Track down every line below that holds "folder" and copy it.

--*--

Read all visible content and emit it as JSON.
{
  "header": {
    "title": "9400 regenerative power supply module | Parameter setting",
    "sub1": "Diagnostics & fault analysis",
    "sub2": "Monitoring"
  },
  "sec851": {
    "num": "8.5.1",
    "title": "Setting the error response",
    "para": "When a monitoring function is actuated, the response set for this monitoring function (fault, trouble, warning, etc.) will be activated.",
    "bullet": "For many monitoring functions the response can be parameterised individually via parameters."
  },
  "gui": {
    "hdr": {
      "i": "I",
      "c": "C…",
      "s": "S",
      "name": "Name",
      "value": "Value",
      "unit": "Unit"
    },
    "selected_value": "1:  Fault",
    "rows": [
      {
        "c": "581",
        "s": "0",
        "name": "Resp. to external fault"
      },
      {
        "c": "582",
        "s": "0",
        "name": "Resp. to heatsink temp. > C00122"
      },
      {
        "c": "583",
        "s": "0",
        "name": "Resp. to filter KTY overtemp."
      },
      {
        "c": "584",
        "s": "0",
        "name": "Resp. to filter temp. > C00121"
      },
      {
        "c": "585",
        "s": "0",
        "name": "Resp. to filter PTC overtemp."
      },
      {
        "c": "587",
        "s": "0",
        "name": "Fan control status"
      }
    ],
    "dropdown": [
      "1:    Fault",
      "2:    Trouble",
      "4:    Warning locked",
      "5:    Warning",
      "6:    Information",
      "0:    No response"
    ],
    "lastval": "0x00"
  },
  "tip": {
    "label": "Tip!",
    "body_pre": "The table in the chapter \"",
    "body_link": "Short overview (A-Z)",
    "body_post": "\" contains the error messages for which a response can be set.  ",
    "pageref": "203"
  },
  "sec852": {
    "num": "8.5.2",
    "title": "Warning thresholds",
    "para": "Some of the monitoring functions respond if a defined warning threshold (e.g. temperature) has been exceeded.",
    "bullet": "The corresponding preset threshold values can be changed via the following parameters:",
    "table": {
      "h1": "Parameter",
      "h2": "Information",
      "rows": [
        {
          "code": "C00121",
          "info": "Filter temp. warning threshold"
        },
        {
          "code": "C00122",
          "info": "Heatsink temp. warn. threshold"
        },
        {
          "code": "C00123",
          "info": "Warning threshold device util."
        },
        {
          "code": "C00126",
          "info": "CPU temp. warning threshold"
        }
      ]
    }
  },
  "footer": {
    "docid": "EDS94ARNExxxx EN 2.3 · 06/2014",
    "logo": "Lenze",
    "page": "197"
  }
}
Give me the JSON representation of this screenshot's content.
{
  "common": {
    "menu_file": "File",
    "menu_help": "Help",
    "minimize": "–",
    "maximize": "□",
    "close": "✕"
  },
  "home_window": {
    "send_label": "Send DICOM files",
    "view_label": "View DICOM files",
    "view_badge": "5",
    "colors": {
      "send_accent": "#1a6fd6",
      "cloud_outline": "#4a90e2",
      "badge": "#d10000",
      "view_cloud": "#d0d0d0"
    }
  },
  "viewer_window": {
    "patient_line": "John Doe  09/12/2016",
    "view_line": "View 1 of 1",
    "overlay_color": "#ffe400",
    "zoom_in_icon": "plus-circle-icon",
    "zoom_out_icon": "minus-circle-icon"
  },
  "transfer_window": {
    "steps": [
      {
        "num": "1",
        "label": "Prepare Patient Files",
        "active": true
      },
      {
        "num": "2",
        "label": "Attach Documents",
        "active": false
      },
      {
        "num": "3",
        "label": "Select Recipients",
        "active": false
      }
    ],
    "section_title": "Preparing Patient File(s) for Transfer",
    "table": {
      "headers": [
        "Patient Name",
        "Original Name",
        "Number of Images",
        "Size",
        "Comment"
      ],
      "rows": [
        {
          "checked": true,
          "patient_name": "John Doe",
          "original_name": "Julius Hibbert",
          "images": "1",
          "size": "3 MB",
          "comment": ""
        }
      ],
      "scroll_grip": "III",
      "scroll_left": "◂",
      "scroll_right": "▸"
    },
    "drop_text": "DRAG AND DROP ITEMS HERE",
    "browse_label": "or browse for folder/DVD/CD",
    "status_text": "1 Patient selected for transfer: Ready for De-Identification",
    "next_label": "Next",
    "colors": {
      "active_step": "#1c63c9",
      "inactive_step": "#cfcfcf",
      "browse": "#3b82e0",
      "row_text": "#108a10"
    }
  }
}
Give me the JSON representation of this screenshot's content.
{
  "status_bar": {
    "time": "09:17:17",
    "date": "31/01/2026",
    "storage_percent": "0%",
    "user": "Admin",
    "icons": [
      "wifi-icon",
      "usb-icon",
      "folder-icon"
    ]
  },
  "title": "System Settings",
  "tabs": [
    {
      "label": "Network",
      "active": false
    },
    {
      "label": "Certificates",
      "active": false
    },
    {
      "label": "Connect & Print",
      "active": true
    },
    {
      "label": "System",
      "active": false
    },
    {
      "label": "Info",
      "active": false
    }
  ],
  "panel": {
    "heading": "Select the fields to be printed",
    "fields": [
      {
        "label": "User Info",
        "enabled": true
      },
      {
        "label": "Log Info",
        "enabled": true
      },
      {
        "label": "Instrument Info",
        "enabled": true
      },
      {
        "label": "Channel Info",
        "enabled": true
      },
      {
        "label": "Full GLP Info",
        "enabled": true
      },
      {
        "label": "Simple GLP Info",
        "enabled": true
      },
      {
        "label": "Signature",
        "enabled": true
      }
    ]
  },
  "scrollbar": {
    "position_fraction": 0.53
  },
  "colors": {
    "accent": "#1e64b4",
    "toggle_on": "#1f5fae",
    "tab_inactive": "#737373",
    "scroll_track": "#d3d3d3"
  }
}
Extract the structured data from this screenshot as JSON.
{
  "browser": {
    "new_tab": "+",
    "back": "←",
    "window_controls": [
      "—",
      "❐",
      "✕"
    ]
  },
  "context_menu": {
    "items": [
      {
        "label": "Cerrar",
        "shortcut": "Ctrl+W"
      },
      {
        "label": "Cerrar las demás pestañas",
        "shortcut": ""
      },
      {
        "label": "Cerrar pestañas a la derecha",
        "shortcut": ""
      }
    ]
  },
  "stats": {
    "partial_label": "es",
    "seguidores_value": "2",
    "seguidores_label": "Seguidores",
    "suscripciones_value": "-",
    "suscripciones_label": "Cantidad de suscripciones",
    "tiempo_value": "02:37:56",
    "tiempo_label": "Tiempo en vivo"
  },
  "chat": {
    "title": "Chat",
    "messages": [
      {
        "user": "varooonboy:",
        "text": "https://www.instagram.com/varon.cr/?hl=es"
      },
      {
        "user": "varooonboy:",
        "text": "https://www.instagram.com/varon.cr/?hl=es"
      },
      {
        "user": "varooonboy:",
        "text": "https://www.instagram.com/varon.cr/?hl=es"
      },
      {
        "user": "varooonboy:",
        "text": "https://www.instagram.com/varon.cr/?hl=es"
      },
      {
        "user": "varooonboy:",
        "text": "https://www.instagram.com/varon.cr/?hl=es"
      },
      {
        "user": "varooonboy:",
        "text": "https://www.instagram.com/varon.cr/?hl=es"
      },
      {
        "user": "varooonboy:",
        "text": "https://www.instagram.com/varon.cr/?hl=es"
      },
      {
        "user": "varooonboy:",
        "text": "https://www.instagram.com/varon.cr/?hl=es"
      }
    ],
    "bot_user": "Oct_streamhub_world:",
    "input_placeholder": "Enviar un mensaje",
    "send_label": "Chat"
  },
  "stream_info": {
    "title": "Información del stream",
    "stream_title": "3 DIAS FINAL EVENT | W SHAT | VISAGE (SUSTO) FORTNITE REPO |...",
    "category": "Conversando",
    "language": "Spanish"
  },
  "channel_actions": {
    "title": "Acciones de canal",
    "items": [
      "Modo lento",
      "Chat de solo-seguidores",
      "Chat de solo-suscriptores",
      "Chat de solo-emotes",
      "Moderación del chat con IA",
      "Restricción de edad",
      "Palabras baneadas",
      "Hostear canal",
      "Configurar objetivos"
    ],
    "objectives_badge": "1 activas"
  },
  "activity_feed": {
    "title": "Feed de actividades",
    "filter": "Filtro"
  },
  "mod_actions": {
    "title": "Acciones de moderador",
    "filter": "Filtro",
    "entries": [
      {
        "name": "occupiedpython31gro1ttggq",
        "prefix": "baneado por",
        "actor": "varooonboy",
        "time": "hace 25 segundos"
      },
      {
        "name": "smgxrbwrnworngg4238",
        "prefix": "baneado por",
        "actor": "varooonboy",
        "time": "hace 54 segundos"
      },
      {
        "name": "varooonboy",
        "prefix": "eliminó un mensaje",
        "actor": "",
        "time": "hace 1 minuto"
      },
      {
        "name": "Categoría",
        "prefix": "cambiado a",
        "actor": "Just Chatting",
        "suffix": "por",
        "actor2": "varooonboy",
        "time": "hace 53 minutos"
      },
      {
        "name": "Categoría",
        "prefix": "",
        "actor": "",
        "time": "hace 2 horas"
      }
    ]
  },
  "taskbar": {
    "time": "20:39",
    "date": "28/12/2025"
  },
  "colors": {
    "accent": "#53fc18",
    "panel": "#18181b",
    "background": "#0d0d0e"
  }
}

--*--

• SOLUTION FOR THIS EXERCISE
    "browse_label": "or browse for folder/DVD/CD",
      "folder-icon"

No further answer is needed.